→ GIVEN TASK
Count how many lines include "screenshot" and answer with that number only.

→ LISTED RECORDS
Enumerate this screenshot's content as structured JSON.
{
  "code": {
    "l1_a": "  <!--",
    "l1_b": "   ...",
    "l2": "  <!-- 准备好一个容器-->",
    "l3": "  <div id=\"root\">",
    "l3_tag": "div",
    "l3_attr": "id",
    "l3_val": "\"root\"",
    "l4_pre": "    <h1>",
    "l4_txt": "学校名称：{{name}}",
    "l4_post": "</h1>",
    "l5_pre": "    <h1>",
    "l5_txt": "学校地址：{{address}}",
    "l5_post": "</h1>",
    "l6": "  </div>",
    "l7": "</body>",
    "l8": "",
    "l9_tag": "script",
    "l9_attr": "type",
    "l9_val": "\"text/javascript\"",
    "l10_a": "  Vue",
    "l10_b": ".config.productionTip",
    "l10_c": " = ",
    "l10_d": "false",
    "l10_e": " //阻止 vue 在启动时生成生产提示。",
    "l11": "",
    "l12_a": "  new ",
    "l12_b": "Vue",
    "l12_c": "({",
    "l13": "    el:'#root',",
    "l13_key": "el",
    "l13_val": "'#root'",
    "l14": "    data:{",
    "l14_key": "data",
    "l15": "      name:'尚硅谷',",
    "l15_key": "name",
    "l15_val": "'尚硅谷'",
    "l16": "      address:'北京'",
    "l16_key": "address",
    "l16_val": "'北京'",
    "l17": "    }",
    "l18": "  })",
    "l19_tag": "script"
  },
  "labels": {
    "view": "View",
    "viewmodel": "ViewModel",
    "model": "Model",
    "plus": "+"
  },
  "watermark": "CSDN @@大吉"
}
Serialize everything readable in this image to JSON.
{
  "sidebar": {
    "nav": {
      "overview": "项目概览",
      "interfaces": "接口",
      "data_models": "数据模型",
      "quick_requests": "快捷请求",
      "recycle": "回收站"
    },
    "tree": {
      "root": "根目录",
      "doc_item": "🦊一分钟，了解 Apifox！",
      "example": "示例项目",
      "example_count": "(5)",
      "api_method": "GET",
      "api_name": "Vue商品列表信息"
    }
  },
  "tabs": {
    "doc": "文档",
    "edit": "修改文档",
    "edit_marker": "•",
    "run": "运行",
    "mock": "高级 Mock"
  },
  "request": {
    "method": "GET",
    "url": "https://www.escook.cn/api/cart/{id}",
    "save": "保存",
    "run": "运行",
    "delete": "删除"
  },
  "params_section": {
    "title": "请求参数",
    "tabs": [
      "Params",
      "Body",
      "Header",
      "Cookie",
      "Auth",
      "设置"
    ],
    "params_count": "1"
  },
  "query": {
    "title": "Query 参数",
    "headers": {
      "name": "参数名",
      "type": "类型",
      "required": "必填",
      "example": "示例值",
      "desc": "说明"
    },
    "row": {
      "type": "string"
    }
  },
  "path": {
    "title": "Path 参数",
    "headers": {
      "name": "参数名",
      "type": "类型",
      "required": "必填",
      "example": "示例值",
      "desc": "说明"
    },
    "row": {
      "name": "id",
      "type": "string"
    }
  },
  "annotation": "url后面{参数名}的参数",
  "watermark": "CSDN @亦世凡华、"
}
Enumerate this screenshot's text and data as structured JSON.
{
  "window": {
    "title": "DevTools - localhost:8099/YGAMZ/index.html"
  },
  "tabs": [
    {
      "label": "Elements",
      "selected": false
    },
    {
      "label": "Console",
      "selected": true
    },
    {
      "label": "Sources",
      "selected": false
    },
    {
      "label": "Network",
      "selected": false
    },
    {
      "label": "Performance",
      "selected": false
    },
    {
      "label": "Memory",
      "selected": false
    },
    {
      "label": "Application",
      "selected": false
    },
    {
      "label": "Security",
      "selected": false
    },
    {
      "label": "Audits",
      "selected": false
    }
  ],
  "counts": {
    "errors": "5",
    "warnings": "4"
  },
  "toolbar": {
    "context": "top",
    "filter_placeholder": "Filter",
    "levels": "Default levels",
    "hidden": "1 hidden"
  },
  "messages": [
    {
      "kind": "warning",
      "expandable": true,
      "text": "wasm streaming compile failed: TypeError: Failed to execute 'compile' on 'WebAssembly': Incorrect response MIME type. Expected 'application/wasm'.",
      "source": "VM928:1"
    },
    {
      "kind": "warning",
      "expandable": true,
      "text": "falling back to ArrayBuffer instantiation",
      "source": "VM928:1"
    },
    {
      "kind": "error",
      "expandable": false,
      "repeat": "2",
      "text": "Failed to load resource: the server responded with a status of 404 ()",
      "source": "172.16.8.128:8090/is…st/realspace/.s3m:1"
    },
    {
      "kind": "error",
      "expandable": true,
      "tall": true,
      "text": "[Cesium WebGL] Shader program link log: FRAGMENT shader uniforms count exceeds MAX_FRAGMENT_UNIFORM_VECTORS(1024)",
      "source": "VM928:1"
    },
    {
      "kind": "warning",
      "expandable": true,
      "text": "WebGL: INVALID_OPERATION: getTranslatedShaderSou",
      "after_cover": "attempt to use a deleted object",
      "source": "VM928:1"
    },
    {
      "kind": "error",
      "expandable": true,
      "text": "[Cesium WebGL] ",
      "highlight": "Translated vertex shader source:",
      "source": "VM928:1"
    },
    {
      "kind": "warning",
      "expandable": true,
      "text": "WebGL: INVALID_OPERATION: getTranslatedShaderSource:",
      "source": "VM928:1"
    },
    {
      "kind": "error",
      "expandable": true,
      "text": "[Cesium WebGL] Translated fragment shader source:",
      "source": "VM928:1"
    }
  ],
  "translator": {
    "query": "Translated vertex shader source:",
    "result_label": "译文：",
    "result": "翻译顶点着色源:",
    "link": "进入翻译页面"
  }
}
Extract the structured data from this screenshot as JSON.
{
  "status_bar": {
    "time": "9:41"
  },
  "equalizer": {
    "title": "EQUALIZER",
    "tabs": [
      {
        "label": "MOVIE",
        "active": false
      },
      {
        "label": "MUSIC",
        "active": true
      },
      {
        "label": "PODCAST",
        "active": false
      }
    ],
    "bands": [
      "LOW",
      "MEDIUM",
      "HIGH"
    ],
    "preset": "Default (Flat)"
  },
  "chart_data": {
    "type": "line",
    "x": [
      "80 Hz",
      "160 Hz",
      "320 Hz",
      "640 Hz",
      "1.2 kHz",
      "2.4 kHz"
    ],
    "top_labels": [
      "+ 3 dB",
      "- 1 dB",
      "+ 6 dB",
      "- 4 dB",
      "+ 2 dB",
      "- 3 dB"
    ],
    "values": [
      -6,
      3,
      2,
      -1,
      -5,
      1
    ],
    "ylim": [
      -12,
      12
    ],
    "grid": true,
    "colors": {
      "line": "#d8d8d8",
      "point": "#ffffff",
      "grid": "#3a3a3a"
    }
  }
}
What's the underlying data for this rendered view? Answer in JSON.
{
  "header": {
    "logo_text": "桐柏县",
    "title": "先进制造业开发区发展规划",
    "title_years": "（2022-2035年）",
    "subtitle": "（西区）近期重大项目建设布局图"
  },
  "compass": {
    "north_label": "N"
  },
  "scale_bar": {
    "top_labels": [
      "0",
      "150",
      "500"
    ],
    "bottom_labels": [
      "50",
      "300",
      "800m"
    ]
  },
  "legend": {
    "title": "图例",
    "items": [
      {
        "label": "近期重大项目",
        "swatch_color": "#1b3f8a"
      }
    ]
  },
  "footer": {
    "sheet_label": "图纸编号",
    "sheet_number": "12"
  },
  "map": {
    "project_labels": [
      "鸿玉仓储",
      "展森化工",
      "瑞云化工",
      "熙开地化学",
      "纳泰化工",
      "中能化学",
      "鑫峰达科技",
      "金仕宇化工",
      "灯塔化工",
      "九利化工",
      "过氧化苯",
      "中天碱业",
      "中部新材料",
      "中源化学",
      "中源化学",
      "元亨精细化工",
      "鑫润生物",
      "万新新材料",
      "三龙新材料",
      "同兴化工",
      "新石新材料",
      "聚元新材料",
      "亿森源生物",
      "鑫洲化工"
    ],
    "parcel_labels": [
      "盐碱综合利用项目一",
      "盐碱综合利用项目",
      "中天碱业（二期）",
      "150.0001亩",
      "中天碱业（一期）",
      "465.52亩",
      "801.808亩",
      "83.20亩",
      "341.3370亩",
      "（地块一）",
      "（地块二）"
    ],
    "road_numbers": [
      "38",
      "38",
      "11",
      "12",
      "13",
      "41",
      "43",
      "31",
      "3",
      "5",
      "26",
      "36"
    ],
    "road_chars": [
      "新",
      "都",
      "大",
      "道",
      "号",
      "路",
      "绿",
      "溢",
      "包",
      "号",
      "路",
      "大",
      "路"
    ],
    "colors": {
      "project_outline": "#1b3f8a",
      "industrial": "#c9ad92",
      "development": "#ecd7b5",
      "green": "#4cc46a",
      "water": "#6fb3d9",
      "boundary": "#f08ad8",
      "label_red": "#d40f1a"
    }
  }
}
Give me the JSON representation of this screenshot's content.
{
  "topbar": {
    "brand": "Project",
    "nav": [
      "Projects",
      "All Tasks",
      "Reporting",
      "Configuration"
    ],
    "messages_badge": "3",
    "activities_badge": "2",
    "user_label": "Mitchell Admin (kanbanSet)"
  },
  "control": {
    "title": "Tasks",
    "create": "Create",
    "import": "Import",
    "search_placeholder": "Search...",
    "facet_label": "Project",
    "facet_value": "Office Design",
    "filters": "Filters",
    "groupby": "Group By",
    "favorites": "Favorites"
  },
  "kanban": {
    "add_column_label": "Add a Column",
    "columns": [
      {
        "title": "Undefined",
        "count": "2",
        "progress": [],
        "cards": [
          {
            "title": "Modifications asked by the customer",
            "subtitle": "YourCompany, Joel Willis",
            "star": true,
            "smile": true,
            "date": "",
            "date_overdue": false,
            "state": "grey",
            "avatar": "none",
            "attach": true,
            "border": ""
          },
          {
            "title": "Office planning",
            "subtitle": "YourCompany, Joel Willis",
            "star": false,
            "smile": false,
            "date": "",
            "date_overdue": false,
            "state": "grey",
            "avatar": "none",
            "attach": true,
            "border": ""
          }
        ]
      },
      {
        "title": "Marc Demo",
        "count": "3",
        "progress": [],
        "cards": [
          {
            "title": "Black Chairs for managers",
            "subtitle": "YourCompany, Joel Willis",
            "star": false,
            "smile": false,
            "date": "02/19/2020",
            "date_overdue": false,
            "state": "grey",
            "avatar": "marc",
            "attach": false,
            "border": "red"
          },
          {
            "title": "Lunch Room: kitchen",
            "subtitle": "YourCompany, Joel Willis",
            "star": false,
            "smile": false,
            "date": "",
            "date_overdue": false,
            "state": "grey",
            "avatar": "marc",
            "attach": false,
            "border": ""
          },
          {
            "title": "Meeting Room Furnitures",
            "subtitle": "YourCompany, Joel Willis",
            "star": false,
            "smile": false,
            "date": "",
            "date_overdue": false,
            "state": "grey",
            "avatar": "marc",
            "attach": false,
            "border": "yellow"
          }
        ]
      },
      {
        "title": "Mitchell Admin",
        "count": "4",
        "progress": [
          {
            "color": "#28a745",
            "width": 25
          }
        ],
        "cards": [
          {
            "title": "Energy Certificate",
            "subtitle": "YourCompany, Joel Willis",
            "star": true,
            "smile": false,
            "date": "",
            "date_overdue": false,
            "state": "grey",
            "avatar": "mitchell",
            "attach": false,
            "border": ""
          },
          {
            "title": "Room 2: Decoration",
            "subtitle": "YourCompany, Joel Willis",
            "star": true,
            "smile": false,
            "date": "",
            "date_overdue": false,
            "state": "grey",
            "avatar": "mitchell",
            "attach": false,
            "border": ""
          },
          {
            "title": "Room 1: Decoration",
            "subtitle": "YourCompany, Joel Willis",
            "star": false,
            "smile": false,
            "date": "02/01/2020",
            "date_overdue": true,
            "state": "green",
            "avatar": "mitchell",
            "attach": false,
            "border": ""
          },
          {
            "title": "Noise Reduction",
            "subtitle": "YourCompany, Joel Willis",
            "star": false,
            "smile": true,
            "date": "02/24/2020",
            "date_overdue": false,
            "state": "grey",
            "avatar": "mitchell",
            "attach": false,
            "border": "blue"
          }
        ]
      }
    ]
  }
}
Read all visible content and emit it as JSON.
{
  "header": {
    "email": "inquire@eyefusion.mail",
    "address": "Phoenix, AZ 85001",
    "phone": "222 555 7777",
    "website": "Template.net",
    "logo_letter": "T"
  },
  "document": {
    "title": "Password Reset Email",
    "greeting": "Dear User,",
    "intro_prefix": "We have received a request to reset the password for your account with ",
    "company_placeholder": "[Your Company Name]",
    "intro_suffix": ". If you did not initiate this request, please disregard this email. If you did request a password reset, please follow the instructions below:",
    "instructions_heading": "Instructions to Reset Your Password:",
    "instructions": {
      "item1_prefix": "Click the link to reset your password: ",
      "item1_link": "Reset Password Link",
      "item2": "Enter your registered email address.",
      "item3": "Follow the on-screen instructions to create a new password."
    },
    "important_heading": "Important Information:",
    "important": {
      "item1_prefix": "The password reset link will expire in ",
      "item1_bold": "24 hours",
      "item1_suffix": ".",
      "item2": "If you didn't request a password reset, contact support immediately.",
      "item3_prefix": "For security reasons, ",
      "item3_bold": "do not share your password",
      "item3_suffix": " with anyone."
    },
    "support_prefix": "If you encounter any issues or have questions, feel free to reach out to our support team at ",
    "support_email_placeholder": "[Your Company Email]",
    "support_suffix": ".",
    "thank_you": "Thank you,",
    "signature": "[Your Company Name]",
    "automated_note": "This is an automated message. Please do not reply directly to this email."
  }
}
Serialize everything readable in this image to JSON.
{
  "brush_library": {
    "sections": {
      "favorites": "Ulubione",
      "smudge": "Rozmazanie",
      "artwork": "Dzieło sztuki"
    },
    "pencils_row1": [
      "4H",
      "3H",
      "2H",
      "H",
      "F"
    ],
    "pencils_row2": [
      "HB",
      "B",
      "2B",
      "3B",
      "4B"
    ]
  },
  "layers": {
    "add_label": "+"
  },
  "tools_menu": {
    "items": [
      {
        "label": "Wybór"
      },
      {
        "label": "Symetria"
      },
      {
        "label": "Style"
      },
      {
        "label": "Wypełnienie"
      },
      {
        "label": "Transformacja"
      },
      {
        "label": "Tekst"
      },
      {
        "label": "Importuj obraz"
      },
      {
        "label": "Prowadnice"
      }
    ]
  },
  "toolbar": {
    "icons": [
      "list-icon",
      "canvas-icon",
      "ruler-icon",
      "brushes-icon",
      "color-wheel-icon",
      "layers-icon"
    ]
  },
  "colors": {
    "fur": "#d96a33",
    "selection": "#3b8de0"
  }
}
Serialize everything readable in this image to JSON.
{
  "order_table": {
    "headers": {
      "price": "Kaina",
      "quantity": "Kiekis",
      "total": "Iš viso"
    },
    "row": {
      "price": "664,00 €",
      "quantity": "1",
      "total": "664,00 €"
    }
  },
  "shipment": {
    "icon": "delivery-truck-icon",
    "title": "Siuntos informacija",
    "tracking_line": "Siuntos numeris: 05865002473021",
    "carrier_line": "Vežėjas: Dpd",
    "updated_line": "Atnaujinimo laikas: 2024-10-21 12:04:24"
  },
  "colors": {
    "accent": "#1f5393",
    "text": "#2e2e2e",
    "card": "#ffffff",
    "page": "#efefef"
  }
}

→ SOLUTION TO THIS EXERCISE
4